TASK DESCRIPTION
Gather every line holding the string "plot".

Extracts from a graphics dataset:
════════
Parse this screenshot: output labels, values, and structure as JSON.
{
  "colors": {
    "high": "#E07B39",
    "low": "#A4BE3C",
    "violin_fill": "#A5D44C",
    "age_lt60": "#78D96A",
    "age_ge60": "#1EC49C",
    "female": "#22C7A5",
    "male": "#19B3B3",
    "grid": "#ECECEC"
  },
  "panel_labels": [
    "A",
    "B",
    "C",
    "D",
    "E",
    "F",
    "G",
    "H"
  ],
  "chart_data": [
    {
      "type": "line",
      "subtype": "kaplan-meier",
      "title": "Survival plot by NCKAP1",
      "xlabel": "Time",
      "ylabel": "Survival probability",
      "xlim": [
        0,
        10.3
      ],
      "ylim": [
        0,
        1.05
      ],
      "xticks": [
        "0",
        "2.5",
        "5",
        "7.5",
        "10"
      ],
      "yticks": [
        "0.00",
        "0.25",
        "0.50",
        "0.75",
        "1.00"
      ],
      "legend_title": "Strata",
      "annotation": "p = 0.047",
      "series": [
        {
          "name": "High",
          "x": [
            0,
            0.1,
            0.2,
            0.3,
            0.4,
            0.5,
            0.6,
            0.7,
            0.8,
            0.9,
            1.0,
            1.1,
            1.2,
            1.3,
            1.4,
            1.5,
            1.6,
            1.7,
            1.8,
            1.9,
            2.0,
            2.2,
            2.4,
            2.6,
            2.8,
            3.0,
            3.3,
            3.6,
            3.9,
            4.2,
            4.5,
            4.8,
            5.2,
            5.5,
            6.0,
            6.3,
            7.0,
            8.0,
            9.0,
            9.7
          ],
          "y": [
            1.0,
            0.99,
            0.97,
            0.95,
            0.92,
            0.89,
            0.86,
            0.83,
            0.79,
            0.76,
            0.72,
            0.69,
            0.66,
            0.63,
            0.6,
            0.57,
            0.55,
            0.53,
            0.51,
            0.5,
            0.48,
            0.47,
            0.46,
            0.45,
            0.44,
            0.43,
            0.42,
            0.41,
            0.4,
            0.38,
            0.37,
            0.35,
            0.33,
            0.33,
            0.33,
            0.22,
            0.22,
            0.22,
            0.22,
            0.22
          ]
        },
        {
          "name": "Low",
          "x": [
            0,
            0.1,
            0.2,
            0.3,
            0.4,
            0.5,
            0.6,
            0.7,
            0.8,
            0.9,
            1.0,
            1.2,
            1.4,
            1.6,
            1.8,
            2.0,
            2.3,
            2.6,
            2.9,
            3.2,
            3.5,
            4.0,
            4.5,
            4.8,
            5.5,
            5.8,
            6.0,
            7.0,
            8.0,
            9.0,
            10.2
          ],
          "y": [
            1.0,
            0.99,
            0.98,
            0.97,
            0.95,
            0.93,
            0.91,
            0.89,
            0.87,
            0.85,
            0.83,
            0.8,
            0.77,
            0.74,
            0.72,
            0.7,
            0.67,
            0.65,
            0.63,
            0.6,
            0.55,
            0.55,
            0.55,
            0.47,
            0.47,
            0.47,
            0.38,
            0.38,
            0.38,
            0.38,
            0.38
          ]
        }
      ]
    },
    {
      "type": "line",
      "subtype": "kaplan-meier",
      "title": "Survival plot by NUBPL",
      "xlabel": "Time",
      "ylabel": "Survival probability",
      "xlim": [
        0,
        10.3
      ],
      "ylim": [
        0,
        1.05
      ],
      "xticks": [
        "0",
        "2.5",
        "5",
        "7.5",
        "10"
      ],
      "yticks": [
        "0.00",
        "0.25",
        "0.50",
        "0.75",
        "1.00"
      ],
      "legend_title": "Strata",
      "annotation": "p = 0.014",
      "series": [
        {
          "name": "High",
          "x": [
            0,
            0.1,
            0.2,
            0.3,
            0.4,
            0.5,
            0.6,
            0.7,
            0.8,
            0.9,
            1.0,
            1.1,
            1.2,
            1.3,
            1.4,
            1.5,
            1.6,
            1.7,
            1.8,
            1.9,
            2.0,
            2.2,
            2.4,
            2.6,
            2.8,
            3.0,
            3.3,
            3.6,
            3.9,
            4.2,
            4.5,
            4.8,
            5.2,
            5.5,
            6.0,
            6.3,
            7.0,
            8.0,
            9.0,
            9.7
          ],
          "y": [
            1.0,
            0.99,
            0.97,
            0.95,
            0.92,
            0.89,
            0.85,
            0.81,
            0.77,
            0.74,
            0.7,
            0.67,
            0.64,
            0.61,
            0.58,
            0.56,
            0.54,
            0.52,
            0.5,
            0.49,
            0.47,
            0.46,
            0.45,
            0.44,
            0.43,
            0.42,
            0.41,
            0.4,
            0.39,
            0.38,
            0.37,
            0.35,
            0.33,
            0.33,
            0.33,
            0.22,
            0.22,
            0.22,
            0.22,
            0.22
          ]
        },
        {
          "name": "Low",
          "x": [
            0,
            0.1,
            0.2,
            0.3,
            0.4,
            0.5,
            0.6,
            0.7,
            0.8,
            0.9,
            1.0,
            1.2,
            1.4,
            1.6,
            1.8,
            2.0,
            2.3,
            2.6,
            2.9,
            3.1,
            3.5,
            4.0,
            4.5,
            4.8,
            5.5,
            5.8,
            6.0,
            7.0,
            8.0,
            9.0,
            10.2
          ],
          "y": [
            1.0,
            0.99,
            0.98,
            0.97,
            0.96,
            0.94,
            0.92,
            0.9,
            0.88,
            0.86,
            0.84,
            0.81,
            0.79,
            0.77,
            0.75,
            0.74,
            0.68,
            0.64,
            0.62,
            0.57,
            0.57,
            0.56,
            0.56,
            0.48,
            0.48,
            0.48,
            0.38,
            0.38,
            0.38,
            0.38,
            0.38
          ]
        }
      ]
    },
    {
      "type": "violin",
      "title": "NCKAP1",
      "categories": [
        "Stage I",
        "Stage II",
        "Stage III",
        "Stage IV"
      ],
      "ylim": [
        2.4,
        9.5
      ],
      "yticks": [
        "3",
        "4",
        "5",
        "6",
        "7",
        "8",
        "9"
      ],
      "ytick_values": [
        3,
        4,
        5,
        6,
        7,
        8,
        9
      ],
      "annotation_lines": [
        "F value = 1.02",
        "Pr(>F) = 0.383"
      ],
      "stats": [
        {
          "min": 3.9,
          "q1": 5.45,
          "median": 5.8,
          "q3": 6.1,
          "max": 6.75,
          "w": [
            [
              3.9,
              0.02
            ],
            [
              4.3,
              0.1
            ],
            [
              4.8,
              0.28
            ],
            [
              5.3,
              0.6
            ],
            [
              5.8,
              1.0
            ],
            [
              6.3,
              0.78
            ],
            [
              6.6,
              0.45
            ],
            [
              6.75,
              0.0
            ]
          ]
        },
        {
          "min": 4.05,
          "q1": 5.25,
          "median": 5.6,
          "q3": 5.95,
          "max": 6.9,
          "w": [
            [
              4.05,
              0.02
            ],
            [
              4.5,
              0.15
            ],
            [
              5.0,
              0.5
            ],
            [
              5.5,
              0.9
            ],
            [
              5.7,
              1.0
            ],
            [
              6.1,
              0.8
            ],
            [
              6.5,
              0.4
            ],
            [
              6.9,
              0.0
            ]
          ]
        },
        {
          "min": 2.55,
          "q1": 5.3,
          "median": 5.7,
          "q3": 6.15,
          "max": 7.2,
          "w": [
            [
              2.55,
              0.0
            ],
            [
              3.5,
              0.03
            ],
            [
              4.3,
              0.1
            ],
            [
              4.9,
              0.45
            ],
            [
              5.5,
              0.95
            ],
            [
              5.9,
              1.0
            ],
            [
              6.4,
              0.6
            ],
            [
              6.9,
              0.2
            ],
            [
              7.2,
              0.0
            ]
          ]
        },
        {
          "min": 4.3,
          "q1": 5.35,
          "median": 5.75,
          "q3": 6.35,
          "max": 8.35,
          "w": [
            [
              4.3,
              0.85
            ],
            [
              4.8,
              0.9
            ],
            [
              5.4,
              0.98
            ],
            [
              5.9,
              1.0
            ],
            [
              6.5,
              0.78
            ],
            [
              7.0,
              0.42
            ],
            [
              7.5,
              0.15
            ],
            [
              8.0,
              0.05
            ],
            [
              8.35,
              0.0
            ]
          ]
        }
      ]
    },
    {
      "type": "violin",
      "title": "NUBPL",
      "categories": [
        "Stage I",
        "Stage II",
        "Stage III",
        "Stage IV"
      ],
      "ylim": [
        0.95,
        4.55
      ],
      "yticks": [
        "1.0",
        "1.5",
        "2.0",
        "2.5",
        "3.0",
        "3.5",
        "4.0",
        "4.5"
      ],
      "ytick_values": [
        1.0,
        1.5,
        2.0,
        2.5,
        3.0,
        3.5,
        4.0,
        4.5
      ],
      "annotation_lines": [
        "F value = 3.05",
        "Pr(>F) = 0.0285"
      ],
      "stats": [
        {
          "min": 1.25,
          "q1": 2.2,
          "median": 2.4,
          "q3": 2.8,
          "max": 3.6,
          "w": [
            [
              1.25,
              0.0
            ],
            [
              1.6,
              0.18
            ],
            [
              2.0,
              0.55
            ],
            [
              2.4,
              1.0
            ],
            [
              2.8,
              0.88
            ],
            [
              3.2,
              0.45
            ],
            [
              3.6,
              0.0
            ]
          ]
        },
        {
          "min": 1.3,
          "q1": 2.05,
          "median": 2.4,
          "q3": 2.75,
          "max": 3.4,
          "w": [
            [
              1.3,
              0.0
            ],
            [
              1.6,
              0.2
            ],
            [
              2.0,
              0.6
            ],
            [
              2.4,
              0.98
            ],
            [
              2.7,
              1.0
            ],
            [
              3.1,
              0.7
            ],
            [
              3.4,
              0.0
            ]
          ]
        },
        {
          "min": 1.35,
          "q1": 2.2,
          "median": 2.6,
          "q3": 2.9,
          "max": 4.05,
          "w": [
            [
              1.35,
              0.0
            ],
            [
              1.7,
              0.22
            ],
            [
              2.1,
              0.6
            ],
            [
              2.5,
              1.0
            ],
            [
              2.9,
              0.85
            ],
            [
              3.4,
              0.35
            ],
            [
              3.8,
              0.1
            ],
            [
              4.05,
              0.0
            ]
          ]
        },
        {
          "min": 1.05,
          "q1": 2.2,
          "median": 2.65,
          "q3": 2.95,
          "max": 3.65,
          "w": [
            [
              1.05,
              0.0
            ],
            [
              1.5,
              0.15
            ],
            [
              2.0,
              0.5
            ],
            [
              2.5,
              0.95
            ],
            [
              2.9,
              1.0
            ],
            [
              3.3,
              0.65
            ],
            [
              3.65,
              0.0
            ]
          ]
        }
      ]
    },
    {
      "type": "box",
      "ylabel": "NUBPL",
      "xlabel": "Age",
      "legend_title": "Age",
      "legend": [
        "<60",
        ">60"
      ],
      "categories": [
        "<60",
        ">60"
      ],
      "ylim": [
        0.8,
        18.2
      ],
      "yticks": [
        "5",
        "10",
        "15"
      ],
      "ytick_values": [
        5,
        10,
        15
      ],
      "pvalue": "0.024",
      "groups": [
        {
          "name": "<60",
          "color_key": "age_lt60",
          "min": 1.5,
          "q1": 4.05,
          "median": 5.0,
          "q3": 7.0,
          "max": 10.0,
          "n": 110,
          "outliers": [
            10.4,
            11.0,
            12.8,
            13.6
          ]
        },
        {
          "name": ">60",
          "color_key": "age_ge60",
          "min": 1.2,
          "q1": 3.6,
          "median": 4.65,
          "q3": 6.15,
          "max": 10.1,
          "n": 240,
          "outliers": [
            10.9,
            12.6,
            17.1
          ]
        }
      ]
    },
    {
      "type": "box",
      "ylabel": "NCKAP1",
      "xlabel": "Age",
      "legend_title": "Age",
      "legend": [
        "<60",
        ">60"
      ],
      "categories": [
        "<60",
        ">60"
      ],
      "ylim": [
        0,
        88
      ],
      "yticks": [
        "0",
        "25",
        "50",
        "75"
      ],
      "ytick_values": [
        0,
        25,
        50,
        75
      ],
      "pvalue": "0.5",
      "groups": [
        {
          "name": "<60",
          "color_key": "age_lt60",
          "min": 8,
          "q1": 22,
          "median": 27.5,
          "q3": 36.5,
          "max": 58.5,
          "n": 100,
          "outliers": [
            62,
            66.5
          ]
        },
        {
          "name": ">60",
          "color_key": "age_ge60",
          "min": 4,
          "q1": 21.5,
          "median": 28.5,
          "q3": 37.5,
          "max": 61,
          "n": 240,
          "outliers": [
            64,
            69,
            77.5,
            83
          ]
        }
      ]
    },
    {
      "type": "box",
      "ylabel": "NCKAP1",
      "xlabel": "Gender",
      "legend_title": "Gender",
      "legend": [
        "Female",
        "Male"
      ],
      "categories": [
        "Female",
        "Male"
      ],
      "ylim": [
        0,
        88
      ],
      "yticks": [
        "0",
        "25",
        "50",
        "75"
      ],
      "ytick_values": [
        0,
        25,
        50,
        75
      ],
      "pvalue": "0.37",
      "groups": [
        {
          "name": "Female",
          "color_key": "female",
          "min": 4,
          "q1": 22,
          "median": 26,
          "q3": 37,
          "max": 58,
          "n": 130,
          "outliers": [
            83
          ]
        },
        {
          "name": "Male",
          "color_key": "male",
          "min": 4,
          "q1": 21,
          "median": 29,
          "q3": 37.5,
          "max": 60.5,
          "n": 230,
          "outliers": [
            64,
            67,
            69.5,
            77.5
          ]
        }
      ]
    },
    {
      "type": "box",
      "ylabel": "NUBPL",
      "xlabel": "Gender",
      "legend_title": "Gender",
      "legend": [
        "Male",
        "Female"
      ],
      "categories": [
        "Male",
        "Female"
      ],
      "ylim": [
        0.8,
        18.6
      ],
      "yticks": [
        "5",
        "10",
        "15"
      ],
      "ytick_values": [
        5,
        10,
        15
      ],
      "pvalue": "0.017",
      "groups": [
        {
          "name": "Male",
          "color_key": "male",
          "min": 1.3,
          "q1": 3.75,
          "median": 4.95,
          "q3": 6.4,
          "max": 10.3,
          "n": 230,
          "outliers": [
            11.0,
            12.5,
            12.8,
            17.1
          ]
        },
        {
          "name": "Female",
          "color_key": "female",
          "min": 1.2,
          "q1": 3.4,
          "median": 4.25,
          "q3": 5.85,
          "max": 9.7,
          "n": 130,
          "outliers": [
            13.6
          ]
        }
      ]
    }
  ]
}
════════
WRITTEN SOLUTION
      "title": "Survival plot by NCKAP1",
      "title": "Survival plot by NUBPL",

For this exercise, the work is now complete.